# EXERCISE REQUIREMENTS
The records that follow are to be repeated exactly, with the pictures removed.

Data entries
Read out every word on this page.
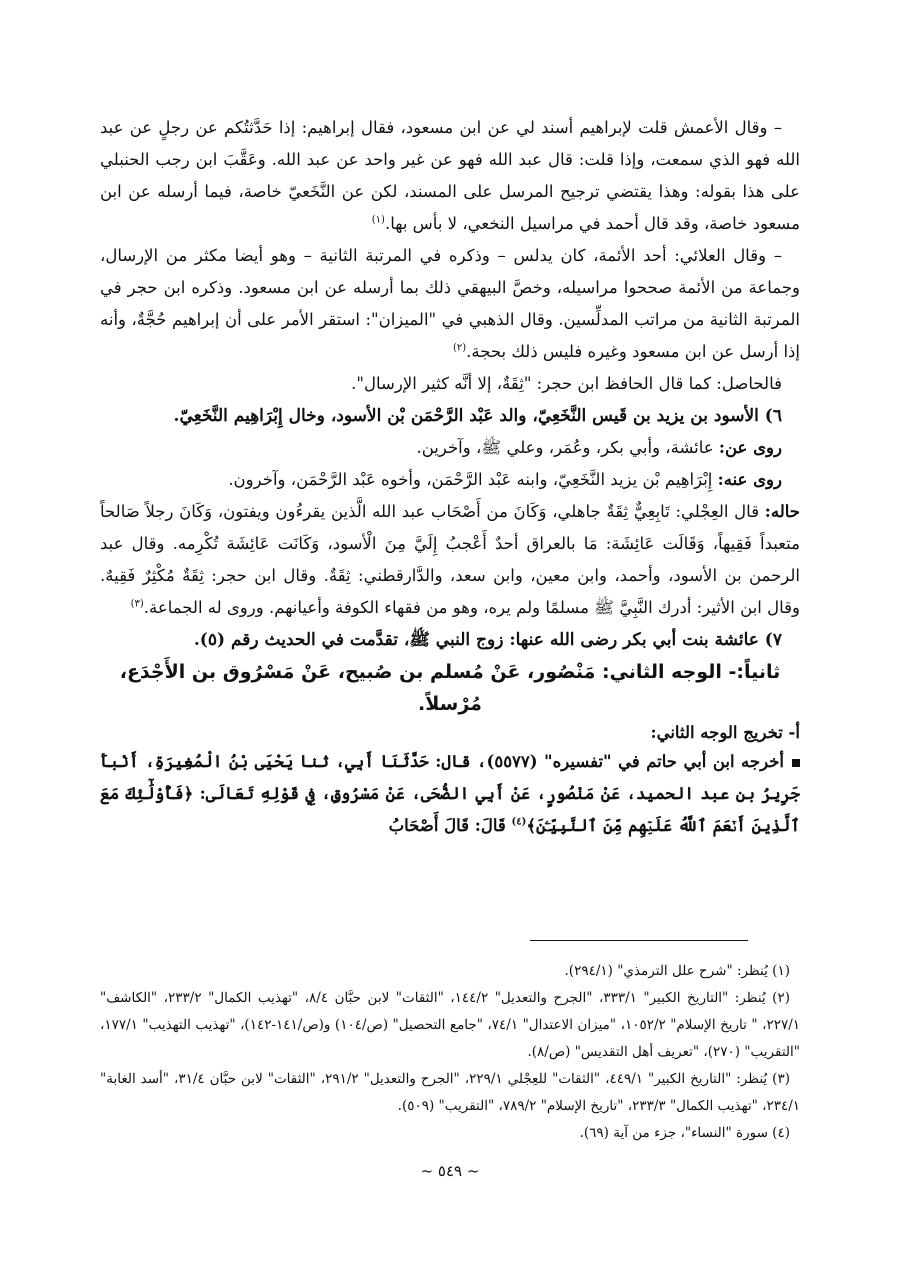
– وقال الأعمش قلت لإبراهيم أسند لي عن ابن مسعود، فقال إبراهيم: إذا حَدَّثتُكم عن رجلٍ عن عبد الله فهو الذي سمعت، وإذا قلت: قال عبد الله فهو عن غير واحد عن عبد الله. وعَقَّبَ ابن رجب الحنبلي على هذا بقوله: وهذا يقتضي ترجيح المرسل على المسند، لكن عن النَّخَعيّ خاصة، فيما أرسله عن ابن مسعود خاصة، وقد قال أحمد في مراسيل النخعي، لا بأس بها.$^{(١)}$

– وقال العلائي: أحد الأئمة، كان يدلس – وذكره في المرتبة الثانية – وهو أيضا مكثر من الإرسال، وجماعة من الأئمة صححوا مراسيله، وخصَّ البيهقي ذلك بما أرسله عن ابن مسعود. وذكره ابن حجر في المرتبة الثانية من مراتب المدلِّسين. وقال الذهبي في "الميزان": استقر الأمر على أن إبراهيم حُجَّةٌ، وأنه إذا أرسل عن ابن مسعود وغيره فليس ذلك بحجة.$^{(٢)}$

فالحاصل: كما قال الحافظ ابن حجر: "ثِقَةٌ، إلا أنَّه كثير الإرسال".

٦) الأسود بن يزيد بن قَيس النَّخَعِيّ، والد عَبْد الرَّحْمَن بْن الأسود، وخال إِبْرَاهِيم النَّخَعِيّ.

روى عن: عائشة، وأبي بكر، وعُمَر، وعلي ﷺ، وآخرين.

روى عنه: إِبْرَاهِيم بْن يزيد النَّخَعِيّ، وابنه عَبْد الرَّحْمَن، وأخوه عَبْد الرَّحْمَن، وآخرون.

حاله: قال العِجْلي: تَابِعِيٌّ ثِقَةٌ جاهلي، وَكَانَ من أَصْحَاب عبد الله الَّذين يقرءُون ويفتون، وَكَانَ رجلاً صَالحاً متعبداً فَقِيهاً، وَقَالَت عَائِشَة: مَا بالعراق أحدٌ أَعْجبُ إِلَيَّ مِنَ الْأسود، وَكَانَت عَائِشَة تُكْرِمه. وقال عبد الرحمن بن الأسود، وأحمد، وابن معين، وابن سعد، والدَّارقطني: ثِقَةٌ. وقال ابن حجر: ثِقَةٌ مُكْثِرٌ فَقِيهٌ. وقال ابن الأثير: أدرك النَّبِيَّ ﷺ مسلمًا ولم يره، وهو من فقهاء الكوفة وأعيانهم. وروى له الجماعة.$^{(٣)}$

٧) عائشة بنت أبي بكر رضى الله عنها: زوج النبي ﷺ، تقدَّمت في الحديث رقم (٥).

ثانياً:- الوجه الثاني: مَنْصُور، عَنْ مُسلم بن صُبيح، عَنْ مَسْرُوق بن الأَجْدَع، مُرْسلاً.

أ- تخريج الوجه الثاني:

أخرجه ابن أبي حاتم في "تفسيره" (٥٥٧٧)، قال: حَدَّثَنَا أَبِي، ثنا يَحْيَى بْنُ الْمُغِيرَةِ، أَنْبأَ جَرِيرُ بن عبد الحميد، عَنْ مَنْصُورٍ، عَنْ أَبِي الضُّحَى، عَنْ مَسْرُوقٍ، فِي قَوْلِهِ تَعَالَى: ﴿فَأُوْلَٰٓئِكَ مَعَ ٱلَّذِينَ أَنۡعَمَ ٱللَّهُ عَلَيۡهِم مِّنَ ٱلنَّبِيِّـۧنَ﴾$^{(٤)}$ قَالَ: قَالَ أَصْحَابُ

(١) يُنظر: "شرح علل الترمذي" (٢٩٤/١).

(٢) يُنظر: "التاريخ الكبير" ٣٣٣/١، "الجرح والتعديل" ١٤٤/٢، "الثقات" لابن حبَّان ٨/٤، "تهذيب الكمال" ٢٣٣/٢، "الكاشف" ٢٢٧/١، " تاريخ الإسلام" ١٠٥٢/٢، "ميزان الاعتدال" ٧٤/١، "جامع التحصيل" (ص/١٠٤) و(ص/١٤١-١٤٢)، "تهذيب التهذيب" ١٧٧/١، "التقريب" (٢٧٠)، "تعريف أهل التقديس" (ص/٨).

(٣) يُنظر: "التاريخ الكبير" ٤٤٩/١، "الثقات" للعِجْلي ٢٢٩/١، "الجرح والتعديل" ٢٩١/٢، "الثقات" لابن حبَّان ٣١/٤، "أسد الغابة" ٢٣٤/١، "تهذيب الكمال" ٢٣٣/٣، "تاريخ الإسلام" ٧٨٩/٢، "التقريب" (٥٠٩).

(٤) سورة "النساء"، جزء من آية (٦٩).

~ ٥٤٩ ~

# SOLUTION TO THE PROBLEM
Read out every word on this page.
– وقال الأعمش قلت لإبراهيم أسند لي عن ابن مسعود، فقال إبراهيم: إذا حَدَّثتُكم عن رجلٍ عن عبد الله فهو الذي سمعت، وإذا قلت: قال عبد الله فهو عن غير واحد عن عبد الله. وعَقَّبَ ابن رجب الحنبلي على هذا بقوله: وهذا يقتضي ترجيح المرسل على المسند، لكن عن النَّخَعيّ خاصة، فيما أرسله عن ابن مسعود خاصة، وقد قال أحمد في مراسيل النخعي، لا بأس بها.$^{(١)}$

– وقال العلائي: أحد الأئمة، كان يدلس – وذكره في المرتبة الثانية – وهو أيضا مكثر من الإرسال، وجماعة من الأئمة صححوا مراسيله، وخصَّ البيهقي ذلك بما أرسله عن ابن مسعود. وذكره ابن حجر في المرتبة الثانية من مراتب المدلِّسين. وقال الذهبي في "الميزان": استقر الأمر على أن إبراهيم حُجَّةٌ، وأنه إذا أرسل عن ابن مسعود وغيره فليس ذلك بحجة.$^{(٢)}$

فالحاصل: كما قال الحافظ ابن حجر: "ثِقَةٌ، إلا أنَّه كثير الإرسال".

٦) الأسود بن يزيد بن قَيس النَّخَعِيّ، والد عَبْد الرَّحْمَن بْن الأسود، وخال إِبْرَاهِيم النَّخَعِيّ.

روى عن: عائشة، وأبي بكر، وعُمَر، وعلي ﷺ، وآخرين.

روى عنه: إِبْرَاهِيم بْن يزيد النَّخَعِيّ، وابنه عَبْد الرَّحْمَن، وأخوه عَبْد الرَّحْمَن، وآخرون.

حاله: قال العِجْلي: تَابِعِيٌّ ثِقَةٌ جاهلي، وَكَانَ من أَصْحَاب عبد الله الَّذين يقرءُون ويفتون، وَكَانَ رجلاً صَالحاً متعبداً فَقِيهاً، وَقَالَت عَائِشَة: مَا بالعراق أحدٌ أَعْجبُ إِلَيَّ مِنَ الْأسود، وَكَانَت عَائِشَة تُكْرِمه. وقال عبد الرحمن بن الأسود، وأحمد، وابن معين، وابن سعد، والدَّارقطني: ثِقَةٌ. وقال ابن حجر: ثِقَةٌ مُكْثِرٌ فَقِيهٌ. وقال ابن الأثير: أدرك النَّبِيَّ ﷺ مسلمًا ولم يره، وهو من فقهاء الكوفة وأعيانهم. وروى له الجماعة.$^{(٣)}$

٧) عائشة بنت أبي بكر رضى الله عنها: زوج النبي ﷺ، تقدَّمت في الحديث رقم (٥).

ثانياً:- الوجه الثاني: مَنْصُور، عَنْ مُسلم بن صُبيح، عَنْ مَسْرُوق بن الأَجْدَع، مُرْسلاً.

أ- تخريج الوجه الثاني:

أخرجه ابن أبي حاتم في "تفسيره" (٥٥٧٧)، قال: حَدَّثَنَا أَبِي، ثنا يَحْيَى بْنُ الْمُغِيرَةِ، أَنْبأَ جَرِيرُ بن عبد الحميد، عَنْ مَنْصُورٍ، عَنْ أَبِي الضُّحَى، عَنْ مَسْرُوقٍ، فِي قَوْلِهِ تَعَالَى: ﴿فَأُوْلَٰٓئِكَ مَعَ ٱلَّذِينَ أَنۡعَمَ ٱللَّهُ عَلَيۡهِم مِّنَ ٱلنَّبِيِّـۧنَ﴾$^{(٤)}$ قَالَ: قَالَ أَصْحَابُ

(١) يُنظر: "شرح علل الترمذي" (٢٩٤/١).

(٢) يُنظر: "التاريخ الكبير" ٣٣٣/١، "الجرح والتعديل" ١٤٤/٢، "الثقات" لابن حبَّان ٨/٤، "تهذيب الكمال" ٢٣٣/٢، "الكاشف" ٢٢٧/١، " تاريخ الإسلام" ١٠٥٢/٢، "ميزان الاعتدال" ٧٤/١، "جامع التحصيل" (ص/١٠٤) و(ص/١٤١-١٤٢)، "تهذيب التهذيب" ١٧٧/١، "التقريب" (٢٧٠)، "تعريف أهل التقديس" (ص/٨).

(٣) يُنظر: "التاريخ الكبير" ٤٤٩/١، "الثقات" للعِجْلي ٢٢٩/١، "الجرح والتعديل" ٢٩١/٢، "الثقات" لابن حبَّان ٣١/٤، "أسد الغابة" ٢٣٤/١، "تهذيب الكمال" ٢٣٣/٣، "تاريخ الإسلام" ٧٨٩/٢، "التقريب" (٥٠٩).

(٤) سورة "النساء"، جزء من آية (٦٩).

~ ٥٤٩ ~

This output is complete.